Your goal — How many lines in this data contain the string "JSON"? Reply with the number only.

Supplied material —
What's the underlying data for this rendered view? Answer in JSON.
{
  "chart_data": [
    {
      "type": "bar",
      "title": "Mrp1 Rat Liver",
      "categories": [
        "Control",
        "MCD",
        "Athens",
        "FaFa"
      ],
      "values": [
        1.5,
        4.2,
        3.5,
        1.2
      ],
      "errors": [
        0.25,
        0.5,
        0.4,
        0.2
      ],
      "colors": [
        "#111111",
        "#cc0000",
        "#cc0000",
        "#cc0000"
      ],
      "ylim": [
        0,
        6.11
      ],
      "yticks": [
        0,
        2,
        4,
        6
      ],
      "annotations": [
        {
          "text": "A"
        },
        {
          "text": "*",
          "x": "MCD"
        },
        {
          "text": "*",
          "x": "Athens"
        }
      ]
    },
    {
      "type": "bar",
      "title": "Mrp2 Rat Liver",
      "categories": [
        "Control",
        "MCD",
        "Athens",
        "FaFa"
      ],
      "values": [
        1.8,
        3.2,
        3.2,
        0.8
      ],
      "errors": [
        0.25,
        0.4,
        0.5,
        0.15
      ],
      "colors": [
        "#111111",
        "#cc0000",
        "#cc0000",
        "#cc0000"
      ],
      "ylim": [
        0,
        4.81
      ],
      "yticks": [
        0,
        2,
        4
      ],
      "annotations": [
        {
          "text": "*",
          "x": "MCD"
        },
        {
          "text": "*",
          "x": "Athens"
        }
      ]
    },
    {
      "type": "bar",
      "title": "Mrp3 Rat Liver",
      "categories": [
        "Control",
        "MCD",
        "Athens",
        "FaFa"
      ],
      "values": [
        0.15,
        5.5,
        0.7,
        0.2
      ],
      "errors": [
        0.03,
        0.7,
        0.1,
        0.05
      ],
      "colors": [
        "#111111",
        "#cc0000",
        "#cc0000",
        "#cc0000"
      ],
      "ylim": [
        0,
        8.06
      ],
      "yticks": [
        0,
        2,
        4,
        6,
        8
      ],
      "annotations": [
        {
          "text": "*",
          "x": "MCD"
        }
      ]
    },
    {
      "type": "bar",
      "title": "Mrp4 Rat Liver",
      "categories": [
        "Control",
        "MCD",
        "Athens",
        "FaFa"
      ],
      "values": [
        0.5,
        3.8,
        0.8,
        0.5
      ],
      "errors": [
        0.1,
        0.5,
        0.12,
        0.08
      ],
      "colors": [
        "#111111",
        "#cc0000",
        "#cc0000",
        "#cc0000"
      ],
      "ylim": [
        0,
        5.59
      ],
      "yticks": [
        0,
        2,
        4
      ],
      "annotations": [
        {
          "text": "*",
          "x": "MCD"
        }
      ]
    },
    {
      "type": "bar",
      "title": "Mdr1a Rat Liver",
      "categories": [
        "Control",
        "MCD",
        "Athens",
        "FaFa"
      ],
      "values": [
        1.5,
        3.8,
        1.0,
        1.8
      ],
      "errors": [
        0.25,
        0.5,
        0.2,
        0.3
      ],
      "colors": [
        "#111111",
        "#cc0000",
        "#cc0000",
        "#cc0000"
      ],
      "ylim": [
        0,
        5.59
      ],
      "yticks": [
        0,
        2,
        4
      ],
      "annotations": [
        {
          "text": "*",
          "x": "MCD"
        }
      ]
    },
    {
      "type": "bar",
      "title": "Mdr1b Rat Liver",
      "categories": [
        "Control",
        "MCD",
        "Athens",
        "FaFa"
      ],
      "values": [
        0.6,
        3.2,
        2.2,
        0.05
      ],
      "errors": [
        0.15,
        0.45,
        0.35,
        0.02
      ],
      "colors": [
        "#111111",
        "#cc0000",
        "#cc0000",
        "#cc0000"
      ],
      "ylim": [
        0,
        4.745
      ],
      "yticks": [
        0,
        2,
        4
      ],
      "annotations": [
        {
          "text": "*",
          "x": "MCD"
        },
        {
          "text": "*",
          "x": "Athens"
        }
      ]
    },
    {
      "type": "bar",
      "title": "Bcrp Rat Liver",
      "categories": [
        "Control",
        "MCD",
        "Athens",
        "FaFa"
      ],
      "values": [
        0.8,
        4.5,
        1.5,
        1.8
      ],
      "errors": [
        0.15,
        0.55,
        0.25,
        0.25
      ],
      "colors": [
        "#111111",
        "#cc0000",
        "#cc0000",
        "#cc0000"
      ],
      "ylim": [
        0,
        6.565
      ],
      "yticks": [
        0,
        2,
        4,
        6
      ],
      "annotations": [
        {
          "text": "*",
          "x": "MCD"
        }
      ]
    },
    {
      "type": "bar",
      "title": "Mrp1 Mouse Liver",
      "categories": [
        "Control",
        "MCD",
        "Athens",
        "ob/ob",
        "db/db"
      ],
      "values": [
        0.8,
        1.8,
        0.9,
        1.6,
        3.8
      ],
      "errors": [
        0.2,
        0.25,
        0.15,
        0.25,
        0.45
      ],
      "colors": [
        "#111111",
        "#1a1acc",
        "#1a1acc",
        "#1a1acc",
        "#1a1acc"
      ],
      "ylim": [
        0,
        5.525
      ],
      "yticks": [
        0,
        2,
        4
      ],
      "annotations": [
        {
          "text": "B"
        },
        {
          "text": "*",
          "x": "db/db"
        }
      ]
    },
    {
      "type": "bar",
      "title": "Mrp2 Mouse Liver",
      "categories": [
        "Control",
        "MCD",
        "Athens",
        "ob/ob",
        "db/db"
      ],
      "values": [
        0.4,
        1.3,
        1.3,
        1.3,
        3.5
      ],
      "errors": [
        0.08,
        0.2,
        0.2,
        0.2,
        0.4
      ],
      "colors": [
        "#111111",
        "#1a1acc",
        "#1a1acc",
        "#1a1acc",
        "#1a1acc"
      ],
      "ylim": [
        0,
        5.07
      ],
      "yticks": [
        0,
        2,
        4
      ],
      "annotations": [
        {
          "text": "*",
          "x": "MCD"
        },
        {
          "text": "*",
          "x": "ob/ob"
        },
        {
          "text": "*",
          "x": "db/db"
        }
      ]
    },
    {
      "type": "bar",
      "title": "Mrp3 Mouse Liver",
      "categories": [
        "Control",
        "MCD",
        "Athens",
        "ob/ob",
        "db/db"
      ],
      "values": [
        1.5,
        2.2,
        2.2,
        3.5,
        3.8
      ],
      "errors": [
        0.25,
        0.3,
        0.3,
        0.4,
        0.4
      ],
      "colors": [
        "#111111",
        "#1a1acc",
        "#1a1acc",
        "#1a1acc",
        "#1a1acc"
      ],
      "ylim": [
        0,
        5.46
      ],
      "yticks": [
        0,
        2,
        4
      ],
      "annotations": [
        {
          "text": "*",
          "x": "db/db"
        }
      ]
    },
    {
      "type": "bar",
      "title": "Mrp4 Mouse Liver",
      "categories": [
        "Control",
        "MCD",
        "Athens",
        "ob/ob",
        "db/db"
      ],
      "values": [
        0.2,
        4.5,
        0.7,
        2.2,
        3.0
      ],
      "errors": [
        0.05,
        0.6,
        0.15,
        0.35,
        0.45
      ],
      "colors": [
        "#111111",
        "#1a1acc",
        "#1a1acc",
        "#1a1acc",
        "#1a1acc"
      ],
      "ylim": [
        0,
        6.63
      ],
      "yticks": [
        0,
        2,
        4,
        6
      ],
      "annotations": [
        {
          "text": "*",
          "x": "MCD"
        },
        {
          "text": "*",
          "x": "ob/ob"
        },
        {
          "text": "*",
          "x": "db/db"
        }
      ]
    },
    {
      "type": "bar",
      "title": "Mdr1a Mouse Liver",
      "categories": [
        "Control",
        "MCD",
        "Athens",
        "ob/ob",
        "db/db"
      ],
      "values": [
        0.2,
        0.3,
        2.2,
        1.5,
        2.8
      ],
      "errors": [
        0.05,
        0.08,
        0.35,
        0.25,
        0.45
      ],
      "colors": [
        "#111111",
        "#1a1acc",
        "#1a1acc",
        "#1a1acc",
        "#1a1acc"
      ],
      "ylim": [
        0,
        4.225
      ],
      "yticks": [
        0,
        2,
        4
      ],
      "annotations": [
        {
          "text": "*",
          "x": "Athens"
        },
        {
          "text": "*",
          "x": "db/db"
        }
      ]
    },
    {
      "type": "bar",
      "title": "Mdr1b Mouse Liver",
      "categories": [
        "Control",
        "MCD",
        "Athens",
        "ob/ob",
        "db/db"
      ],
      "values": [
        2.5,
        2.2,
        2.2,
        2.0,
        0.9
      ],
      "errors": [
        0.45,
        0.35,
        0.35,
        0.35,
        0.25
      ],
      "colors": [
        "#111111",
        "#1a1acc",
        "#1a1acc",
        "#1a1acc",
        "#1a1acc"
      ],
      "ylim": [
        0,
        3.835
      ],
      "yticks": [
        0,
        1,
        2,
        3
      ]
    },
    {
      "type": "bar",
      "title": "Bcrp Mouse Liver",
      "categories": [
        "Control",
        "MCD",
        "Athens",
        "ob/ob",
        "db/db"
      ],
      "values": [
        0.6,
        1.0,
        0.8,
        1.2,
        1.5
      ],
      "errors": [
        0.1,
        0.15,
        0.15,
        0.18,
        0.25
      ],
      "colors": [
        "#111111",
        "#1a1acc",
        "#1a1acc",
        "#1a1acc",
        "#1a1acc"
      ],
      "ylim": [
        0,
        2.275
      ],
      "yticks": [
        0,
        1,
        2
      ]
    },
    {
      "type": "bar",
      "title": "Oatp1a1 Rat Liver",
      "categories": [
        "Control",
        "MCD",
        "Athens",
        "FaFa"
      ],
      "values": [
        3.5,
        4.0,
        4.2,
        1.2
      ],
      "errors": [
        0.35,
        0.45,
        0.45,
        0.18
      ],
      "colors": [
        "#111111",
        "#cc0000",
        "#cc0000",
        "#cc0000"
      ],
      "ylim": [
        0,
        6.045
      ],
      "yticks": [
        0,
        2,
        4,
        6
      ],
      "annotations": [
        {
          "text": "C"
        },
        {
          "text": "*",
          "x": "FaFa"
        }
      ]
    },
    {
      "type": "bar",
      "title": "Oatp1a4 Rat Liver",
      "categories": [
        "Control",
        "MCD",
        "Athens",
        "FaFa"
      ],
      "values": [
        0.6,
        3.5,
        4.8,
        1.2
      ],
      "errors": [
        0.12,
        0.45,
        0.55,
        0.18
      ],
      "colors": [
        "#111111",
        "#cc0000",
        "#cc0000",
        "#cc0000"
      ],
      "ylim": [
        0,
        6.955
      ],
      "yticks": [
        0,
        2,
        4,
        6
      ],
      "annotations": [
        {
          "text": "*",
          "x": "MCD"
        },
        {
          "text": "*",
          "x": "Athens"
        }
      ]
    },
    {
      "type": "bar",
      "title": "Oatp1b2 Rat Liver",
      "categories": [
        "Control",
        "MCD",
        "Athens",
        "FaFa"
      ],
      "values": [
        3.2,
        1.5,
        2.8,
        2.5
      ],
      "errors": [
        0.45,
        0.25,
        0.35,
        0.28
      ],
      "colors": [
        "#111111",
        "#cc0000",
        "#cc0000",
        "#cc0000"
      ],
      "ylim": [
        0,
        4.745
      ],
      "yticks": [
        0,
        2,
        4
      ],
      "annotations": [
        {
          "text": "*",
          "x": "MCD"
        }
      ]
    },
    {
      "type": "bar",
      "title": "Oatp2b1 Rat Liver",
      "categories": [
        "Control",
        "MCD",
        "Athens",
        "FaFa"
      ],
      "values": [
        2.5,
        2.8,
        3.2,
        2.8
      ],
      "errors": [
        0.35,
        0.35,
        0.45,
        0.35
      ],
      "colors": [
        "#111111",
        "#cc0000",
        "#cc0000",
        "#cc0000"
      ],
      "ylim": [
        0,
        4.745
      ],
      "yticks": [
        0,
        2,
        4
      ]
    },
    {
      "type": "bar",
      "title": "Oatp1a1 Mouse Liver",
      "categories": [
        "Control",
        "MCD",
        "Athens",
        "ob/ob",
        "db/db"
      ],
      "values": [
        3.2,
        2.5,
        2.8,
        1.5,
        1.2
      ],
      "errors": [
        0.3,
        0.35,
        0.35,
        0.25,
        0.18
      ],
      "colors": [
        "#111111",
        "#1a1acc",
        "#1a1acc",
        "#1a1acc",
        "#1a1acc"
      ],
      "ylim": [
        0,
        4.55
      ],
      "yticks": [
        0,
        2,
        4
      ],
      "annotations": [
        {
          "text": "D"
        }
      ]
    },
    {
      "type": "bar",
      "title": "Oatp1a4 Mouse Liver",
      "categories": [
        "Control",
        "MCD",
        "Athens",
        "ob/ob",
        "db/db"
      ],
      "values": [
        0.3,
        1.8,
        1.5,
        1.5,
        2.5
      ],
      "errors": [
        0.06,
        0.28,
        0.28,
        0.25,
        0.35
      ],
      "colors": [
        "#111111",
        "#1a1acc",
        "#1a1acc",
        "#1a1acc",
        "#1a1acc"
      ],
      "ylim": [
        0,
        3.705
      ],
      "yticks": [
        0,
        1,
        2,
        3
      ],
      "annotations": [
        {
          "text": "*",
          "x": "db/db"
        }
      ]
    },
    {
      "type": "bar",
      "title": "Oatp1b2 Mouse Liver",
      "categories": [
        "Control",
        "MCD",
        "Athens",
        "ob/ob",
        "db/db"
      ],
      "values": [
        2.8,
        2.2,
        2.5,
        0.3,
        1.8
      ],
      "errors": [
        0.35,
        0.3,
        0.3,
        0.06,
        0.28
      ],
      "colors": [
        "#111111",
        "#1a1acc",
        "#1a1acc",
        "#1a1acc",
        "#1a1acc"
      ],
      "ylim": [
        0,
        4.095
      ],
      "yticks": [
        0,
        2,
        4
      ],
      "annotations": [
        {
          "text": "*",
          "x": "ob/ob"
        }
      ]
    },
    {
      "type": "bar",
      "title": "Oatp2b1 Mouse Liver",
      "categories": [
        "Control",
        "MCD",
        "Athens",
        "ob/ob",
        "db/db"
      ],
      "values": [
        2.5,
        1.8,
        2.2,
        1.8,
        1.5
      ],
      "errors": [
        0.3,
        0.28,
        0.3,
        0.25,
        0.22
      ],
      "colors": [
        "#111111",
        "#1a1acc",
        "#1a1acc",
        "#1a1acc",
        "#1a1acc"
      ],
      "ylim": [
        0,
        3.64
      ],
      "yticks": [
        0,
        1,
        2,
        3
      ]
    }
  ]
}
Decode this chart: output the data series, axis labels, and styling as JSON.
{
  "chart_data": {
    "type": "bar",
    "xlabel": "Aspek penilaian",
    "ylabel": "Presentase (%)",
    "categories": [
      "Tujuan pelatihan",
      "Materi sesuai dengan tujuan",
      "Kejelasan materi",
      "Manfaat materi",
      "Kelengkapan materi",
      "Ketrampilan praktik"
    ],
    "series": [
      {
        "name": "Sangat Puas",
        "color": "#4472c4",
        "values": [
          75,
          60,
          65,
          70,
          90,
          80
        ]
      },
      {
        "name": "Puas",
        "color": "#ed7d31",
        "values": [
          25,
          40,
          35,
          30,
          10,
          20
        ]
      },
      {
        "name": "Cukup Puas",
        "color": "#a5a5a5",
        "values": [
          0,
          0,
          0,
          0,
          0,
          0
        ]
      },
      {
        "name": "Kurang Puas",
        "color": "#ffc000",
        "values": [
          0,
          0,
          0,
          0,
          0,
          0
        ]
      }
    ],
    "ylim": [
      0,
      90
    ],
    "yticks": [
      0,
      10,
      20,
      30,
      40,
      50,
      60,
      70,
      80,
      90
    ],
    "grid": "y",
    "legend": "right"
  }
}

Task response — 2